» Layout annotation records:
(begin)

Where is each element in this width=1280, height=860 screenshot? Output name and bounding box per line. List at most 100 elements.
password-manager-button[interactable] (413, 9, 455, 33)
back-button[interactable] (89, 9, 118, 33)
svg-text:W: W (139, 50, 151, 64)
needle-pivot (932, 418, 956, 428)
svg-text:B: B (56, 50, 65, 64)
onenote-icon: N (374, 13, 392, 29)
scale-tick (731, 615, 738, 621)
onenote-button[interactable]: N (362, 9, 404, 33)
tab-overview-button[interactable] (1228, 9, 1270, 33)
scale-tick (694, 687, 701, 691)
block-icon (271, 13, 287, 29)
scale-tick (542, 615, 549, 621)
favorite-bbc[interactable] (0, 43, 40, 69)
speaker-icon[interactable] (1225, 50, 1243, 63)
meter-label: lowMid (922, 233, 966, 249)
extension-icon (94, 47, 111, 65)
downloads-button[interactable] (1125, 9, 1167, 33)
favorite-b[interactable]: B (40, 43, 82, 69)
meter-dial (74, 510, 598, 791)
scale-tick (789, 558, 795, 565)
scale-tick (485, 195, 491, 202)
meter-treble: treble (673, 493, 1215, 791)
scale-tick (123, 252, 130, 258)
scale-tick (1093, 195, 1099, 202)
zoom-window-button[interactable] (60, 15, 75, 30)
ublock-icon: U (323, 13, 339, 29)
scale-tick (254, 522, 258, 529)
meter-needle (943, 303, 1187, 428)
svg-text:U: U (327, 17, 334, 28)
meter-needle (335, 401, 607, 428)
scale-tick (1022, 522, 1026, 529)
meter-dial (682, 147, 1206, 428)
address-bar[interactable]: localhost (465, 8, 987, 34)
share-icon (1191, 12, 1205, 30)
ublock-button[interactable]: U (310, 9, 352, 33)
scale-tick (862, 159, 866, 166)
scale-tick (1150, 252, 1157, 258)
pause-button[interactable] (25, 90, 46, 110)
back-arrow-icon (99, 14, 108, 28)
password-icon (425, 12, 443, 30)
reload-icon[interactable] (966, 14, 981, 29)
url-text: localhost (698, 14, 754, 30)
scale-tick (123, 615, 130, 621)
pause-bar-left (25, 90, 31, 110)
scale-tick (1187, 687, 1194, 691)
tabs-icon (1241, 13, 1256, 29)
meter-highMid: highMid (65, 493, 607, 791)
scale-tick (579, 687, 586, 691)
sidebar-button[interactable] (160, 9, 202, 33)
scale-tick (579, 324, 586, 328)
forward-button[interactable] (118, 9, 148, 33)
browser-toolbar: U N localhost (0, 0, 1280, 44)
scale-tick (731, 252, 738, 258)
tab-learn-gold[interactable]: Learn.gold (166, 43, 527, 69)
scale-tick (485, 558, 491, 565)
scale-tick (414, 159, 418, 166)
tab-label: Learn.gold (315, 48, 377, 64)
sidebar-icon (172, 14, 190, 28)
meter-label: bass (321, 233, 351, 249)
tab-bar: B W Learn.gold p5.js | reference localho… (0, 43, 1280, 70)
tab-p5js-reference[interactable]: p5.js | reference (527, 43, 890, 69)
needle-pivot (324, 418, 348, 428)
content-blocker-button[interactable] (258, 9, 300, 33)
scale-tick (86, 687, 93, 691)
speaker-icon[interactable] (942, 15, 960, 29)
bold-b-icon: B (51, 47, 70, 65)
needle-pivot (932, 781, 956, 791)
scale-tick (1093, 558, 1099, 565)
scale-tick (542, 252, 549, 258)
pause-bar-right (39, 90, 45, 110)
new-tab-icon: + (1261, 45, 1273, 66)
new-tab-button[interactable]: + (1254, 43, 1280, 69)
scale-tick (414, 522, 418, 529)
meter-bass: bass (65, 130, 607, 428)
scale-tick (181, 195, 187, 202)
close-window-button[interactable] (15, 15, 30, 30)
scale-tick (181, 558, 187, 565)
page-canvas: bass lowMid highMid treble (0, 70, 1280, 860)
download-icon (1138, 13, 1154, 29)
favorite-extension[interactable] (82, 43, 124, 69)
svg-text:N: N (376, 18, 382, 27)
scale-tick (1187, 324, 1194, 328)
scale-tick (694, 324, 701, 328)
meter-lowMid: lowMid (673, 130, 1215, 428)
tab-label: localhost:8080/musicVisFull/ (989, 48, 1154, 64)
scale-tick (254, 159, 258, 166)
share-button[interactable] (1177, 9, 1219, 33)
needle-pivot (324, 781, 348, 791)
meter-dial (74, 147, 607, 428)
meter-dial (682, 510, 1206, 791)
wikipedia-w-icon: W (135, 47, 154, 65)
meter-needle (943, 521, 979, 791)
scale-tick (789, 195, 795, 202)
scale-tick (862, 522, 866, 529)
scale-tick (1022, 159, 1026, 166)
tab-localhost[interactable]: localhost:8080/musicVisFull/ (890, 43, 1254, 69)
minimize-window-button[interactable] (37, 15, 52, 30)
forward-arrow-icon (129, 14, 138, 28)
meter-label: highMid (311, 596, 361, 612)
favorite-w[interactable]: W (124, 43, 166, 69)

(end)

» YOUR GOAL: Write out all of the items again, switching every occurrence of "scale-tick" to "tick-mark" and keeping everything else unchanged.

» ANSWER TO THE PROBLEM:
Where is each element in this width=1280, height=860 screenshot? Output name and bounding box per line. List at most 100 elements.
password-manager-button[interactable] (413, 9, 455, 33)
back-button[interactable] (89, 9, 118, 33)
svg-text:W: W (139, 50, 151, 64)
needle-pivot (932, 418, 956, 428)
svg-text:B: B (56, 50, 65, 64)
onenote-icon: N (374, 13, 392, 29)
tick-mark (731, 615, 738, 621)
onenote-button[interactable]: N (362, 9, 404, 33)
tab-overview-button[interactable] (1228, 9, 1270, 33)
tick-mark (694, 687, 701, 691)
block-icon (271, 13, 287, 29)
tick-mark (542, 615, 549, 621)
favorite-bbc[interactable] (0, 43, 40, 69)
speaker-icon[interactable] (1225, 50, 1243, 63)
meter-label: lowMid (922, 233, 966, 249)
extension-icon (94, 47, 111, 65)
downloads-button[interactable] (1125, 9, 1167, 33)
favorite-b[interactable]: B (40, 43, 82, 69)
meter-dial (74, 510, 598, 791)
tick-mark (789, 558, 795, 565)
tick-mark (485, 195, 491, 202)
meter-treble: treble (673, 493, 1215, 791)
tick-mark (123, 252, 130, 258)
tick-mark (1093, 195, 1099, 202)
zoom-window-button[interactable] (60, 15, 75, 30)
ublock-icon: U (323, 13, 339, 29)
tick-mark (254, 522, 258, 529)
meter-needle (943, 303, 1187, 428)
svg-text:U: U (327, 17, 334, 28)
meter-needle (335, 401, 607, 428)
tick-mark (1022, 522, 1026, 529)
meter-dial (682, 147, 1206, 428)
address-bar[interactable]: localhost (465, 8, 987, 34)
share-icon (1191, 12, 1205, 30)
ublock-button[interactable]: U (310, 9, 352, 33)
tick-mark (862, 159, 866, 166)
tick-mark (1150, 252, 1157, 258)
pause-button[interactable] (25, 90, 46, 110)
back-arrow-icon (99, 14, 108, 28)
password-icon (425, 12, 443, 30)
reload-icon[interactable] (966, 14, 981, 29)
url-text: localhost (698, 14, 754, 30)
tick-mark (123, 615, 130, 621)
pause-bar-left (25, 90, 31, 110)
tick-mark (1187, 687, 1194, 691)
tabs-icon (1241, 13, 1256, 29)
meter-highMid: highMid (65, 493, 607, 791)
tick-mark (579, 687, 586, 691)
sidebar-button[interactable] (160, 9, 202, 33)
tick-mark (579, 324, 586, 328)
forward-button[interactable] (118, 9, 148, 33)
browser-toolbar: U N localhost (0, 0, 1280, 44)
tick-mark (731, 252, 738, 258)
tab-learn-gold[interactable]: Learn.gold (166, 43, 527, 69)
tick-mark (485, 558, 491, 565)
tick-mark (414, 159, 418, 166)
tab-label: Learn.gold (315, 48, 377, 64)
sidebar-icon (172, 14, 190, 28)
meter-label: bass (321, 233, 351, 249)
tab-bar: B W Learn.gold p5.js | reference localho… (0, 43, 1280, 70)
tab-p5js-reference[interactable]: p5.js | reference (527, 43, 890, 69)
needle-pivot (324, 418, 348, 428)
content-blocker-button[interactable] (258, 9, 300, 33)
tick-mark (86, 687, 93, 691)
speaker-icon[interactable] (942, 15, 960, 29)
bold-b-icon: B (51, 47, 70, 65)
needle-pivot (932, 781, 956, 791)
tick-mark (1093, 558, 1099, 565)
tick-mark (542, 252, 549, 258)
pause-bar-right (39, 90, 45, 110)
new-tab-icon: + (1261, 45, 1273, 66)
new-tab-button[interactable]: + (1254, 43, 1280, 69)
tick-mark (414, 522, 418, 529)
meter-bass: bass (65, 130, 607, 428)
tick-mark (181, 195, 187, 202)
close-window-button[interactable] (15, 15, 30, 30)
tick-mark (181, 558, 187, 565)
page-canvas: bass lowMid highMid treble (0, 70, 1280, 860)
download-icon (1138, 13, 1154, 29)
favorite-extension[interactable] (82, 43, 124, 69)
svg-text:N: N (376, 18, 382, 27)
tick-mark (1187, 324, 1194, 328)
tick-mark (694, 324, 701, 328)
meter-lowMid: lowMid (673, 130, 1215, 428)
tab-label: localhost:8080/musicVisFull/ (989, 48, 1154, 64)
tick-mark (254, 159, 258, 166)
share-button[interactable] (1177, 9, 1219, 33)
needle-pivot (324, 781, 348, 791)
meter-dial (74, 147, 607, 428)
meter-dial (682, 510, 1206, 791)
wikipedia-w-icon: W (135, 47, 154, 65)
meter-needle (943, 521, 979, 791)
tick-mark (789, 195, 795, 202)
tick-mark (862, 522, 866, 529)
tick-mark (1022, 159, 1026, 166)
tab-localhost[interactable]: localhost:8080/musicVisFull/ (890, 43, 1254, 69)
minimize-window-button[interactable] (37, 15, 52, 30)
forward-arrow-icon (129, 14, 138, 28)
meter-label: highMid (311, 596, 361, 612)
favorite-w[interactable]: W (124, 43, 166, 69)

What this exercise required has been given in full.